┌─ Materials provided

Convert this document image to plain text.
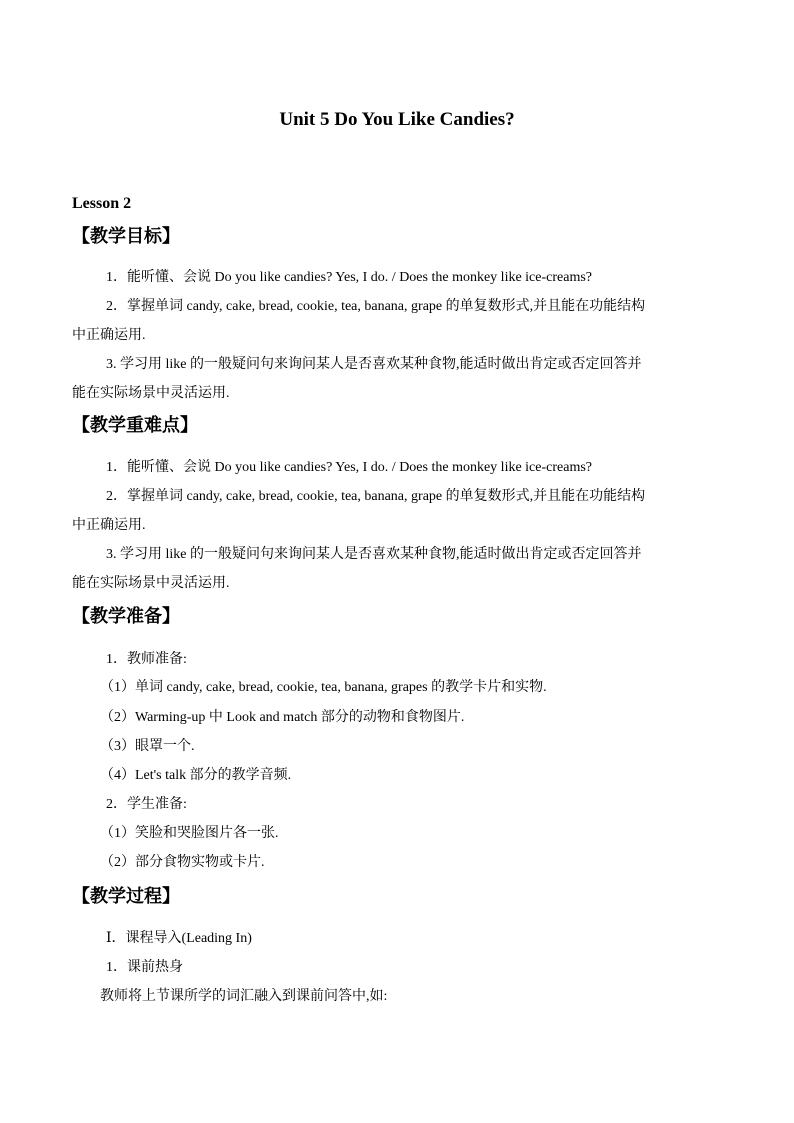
Unit 5 Do You Like Candies?
Lesson 2
【教学目标】
1．能听懂、会说 Do you like candies? Yes, I do. / Does the monkey like ice-creams?
2．掌握单词 candy, cake, bread, cookie, tea, banana, grape 的单复数形式,并且能在功能结构
中正确运用.
3. 学习用 like 的一般疑问句来询问某人是否喜欢某种食物,能适时做出肯定或否定回答并
能在实际场景中灵活运用.
【教学重难点】
1．能听懂、会说 Do you like candies? Yes, I do. / Does the monkey like ice-creams?
2．掌握单词 candy, cake, bread, cookie, tea, banana, grape 的单复数形式,并且能在功能结构
中正确运用.
3. 学习用 like 的一般疑问句来询问某人是否喜欢某种食物,能适时做出肯定或否定回答并
能在实际场景中灵活运用.
【教学准备】
1．教师准备:
（1）单词 candy, cake, bread, cookie, tea, banana, grapes 的教学卡片和实物.
（2）Warming-up 中 Look and match 部分的动物和食物图片.
（3）眼罩一个.
（4）Let's talk 部分的教学音频.
2．学生准备:
（1）笑脸和哭脸图片各一张.
（2）部分食物实物或卡片.
【教学过程】
Ⅰ．课程导入(Leading In)
1．课前热身
教师将上节课所学的词汇融入到课前问答中,如:
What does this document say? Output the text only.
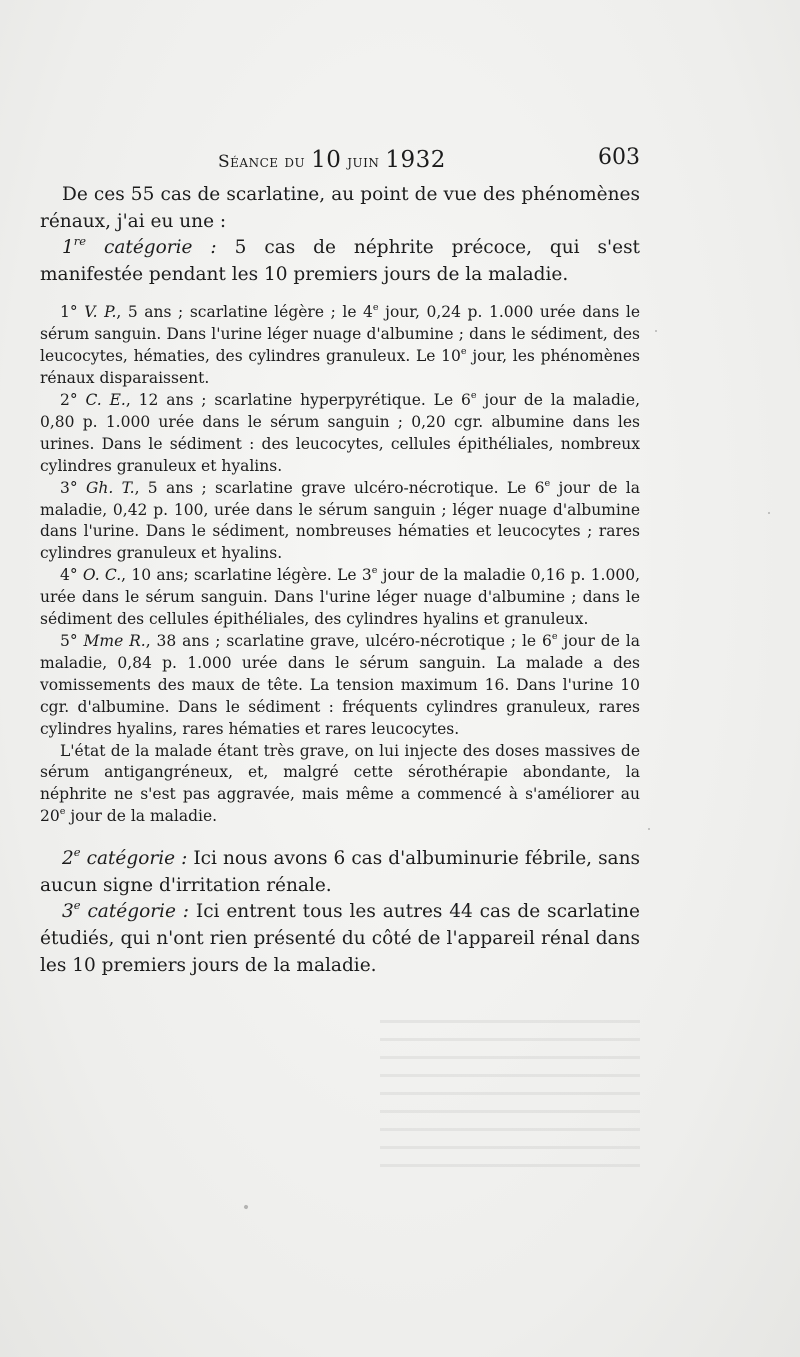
Séance du 10 juin 1932	603

De ces 55 cas de scarlatine, au point de vue des phénomènes rénaux, j'ai eu une :

1re catégorie : 5 cas de néphrite précoce, qui s'est manifestée pendant les 10 premiers jours de la maladie.

1° V. P., 5 ans ; scarlatine légère ; le 4e jour, 0,24 p. 1.000 urée dans le sérum sanguin. Dans l'urine léger nuage d'albumine ; dans le sédiment, des leucocytes, hématies, des cylindres granuleux. Le 10e jour, les phénomènes rénaux disparaissent.

2° C. E., 12 ans ; scarlatine hyperpyrétique. Le 6e jour de la maladie, 0,80 p. 1.000 urée dans le sérum sanguin ; 0,20 cgr. albumine dans les urines. Dans le sédiment : des leucocytes, cellules épithéliales, nombreux cylindres granuleux et hyalins.

3° Gh. T., 5 ans ; scarlatine grave ulcéro-nécrotique. Le 6e jour de la maladie, 0,42 p. 100, urée dans le sérum sanguin ; léger nuage d'albumine dans l'urine. Dans le sédiment, nombreuses hématies et leucocytes ; rares cylindres granuleux et hyalins.

4° O. C., 10 ans; scarlatine légère. Le 3e jour de la maladie 0,16 p. 1.000, urée dans le sérum sanguin. Dans l'urine léger nuage d'albumine ; dans le sédiment des cellules épithéliales, des cylindres hyalins et granuleux.

5° Mme R., 38 ans ; scarlatine grave, ulcéro-nécrotique ; le 6e jour de la maladie, 0,84 p. 1.000 urée dans le sérum sanguin. La malade a des vomissements des maux de tête. La tension maximum 16. Dans l'urine 10 cgr. d'albumine. Dans le sédiment : fréquents cylindres granuleux, rares cylindres hyalins, rares hématies et rares leucocytes.

L'état de la malade étant très grave, on lui injecte des doses massives de sérum antigangréneux, et, malgré cette sérothérapie abondante, la néphrite ne s'est pas aggravée, mais même a commencé à s'améliorer au 20e jour de la maladie.

2e catégorie : Ici nous avons 6 cas d'albuminurie fébrile, sans aucun signe d'irritation rénale.

3e catégorie : Ici entrent tous les autres 44 cas de scarlatine étudiés, qui n'ont rien présenté du côté de l'appareil rénal dans les 10 premiers jours de la maladie.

└─

_Set task_:
Restate the listing above word for word, and skip the pictures.

_Response below_:
Convert this document image to plain text.
Unit 5 Do You Like Candies?
Lesson 2
【教学目标】
1．能听懂、会说 Do you like candies? Yes, I do. / Does the monkey like ice-creams?
2．掌握单词 candy, cake, bread, cookie, tea, banana, grape 的单复数形式,并且能在功能结构
中正确运用.
3. 学习用 like 的一般疑问句来询问某人是否喜欢某种食物,能适时做出肯定或否定回答并
能在实际场景中灵活运用.
【教学重难点】
1．能听懂、会说 Do you like candies? Yes, I do. / Does the monkey like ice-creams?
2．掌握单词 candy, cake, bread, cookie, tea, banana, grape 的单复数形式,并且能在功能结构
中正确运用.
3. 学习用 like 的一般疑问句来询问某人是否喜欢某种食物,能适时做出肯定或否定回答并
能在实际场景中灵活运用.
【教学准备】
1．教师准备:
（1）单词 candy, cake, bread, cookie, tea, banana, grapes 的教学卡片和实物.
（2）Warming-up 中 Look and match 部分的动物和食物图片.
（3）眼罩一个.
（4）Let's talk 部分的教学音频.
2．学生准备:
（1）笑脸和哭脸图片各一张.
（2）部分食物实物或卡片.
【教学过程】
Ⅰ．课程导入(Leading In)
1．课前热身
教师将上节课所学的词汇融入到课前问答中,如:
What does this document say? Output the text only.
Séance du 10 juin 1932	603

De ces 55 cas de scarlatine, au point de vue des phénomènes rénaux, j'ai eu une :

1re catégorie : 5 cas de néphrite précoce, qui s'est manifestée pendant les 10 premiers jours de la maladie.

1° V. P., 5 ans ; scarlatine légère ; le 4e jour, 0,24 p. 1.000 urée dans le sérum sanguin. Dans l'urine léger nuage d'albumine ; dans le sédiment, des leucocytes, hématies, des cylindres granuleux. Le 10e jour, les phénomènes rénaux disparaissent.

2° C. E., 12 ans ; scarlatine hyperpyrétique. Le 6e jour de la maladie, 0,80 p. 1.000 urée dans le sérum sanguin ; 0,20 cgr. albumine dans les urines. Dans le sédiment : des leucocytes, cellules épithéliales, nombreux cylindres granuleux et hyalins.

3° Gh. T., 5 ans ; scarlatine grave ulcéro-nécrotique. Le 6e jour de la maladie, 0,42 p. 100, urée dans le sérum sanguin ; léger nuage d'albumine dans l'urine. Dans le sédiment, nombreuses hématies et leucocytes ; rares cylindres granuleux et hyalins.

4° O. C., 10 ans; scarlatine légère. Le 3e jour de la maladie 0,16 p. 1.000, urée dans le sérum sanguin. Dans l'urine léger nuage d'albumine ; dans le sédiment des cellules épithéliales, des cylindres hyalins et granuleux.

5° Mme R., 38 ans ; scarlatine grave, ulcéro-nécrotique ; le 6e jour de la maladie, 0,84 p. 1.000 urée dans le sérum sanguin. La malade a des vomissements des maux de tête. La tension maximum 16. Dans l'urine 10 cgr. d'albumine. Dans le sédiment : fréquents cylindres granuleux, rares cylindres hyalins, rares hématies et rares leucocytes.

L'état de la malade étant très grave, on lui injecte des doses massives de sérum antigangréneux, et, malgré cette sérothérapie abondante, la néphrite ne s'est pas aggravée, mais même a commencé à s'améliorer au 20e jour de la maladie.

2e catégorie : Ici nous avons 6 cas d'albuminurie fébrile, sans aucun signe d'irritation rénale.

3e catégorie : Ici entrent tous les autres 44 cas de scarlatine étudiés, qui n'ont rien présenté du côté de l'appareil rénal dans les 10 premiers jours de la maladie.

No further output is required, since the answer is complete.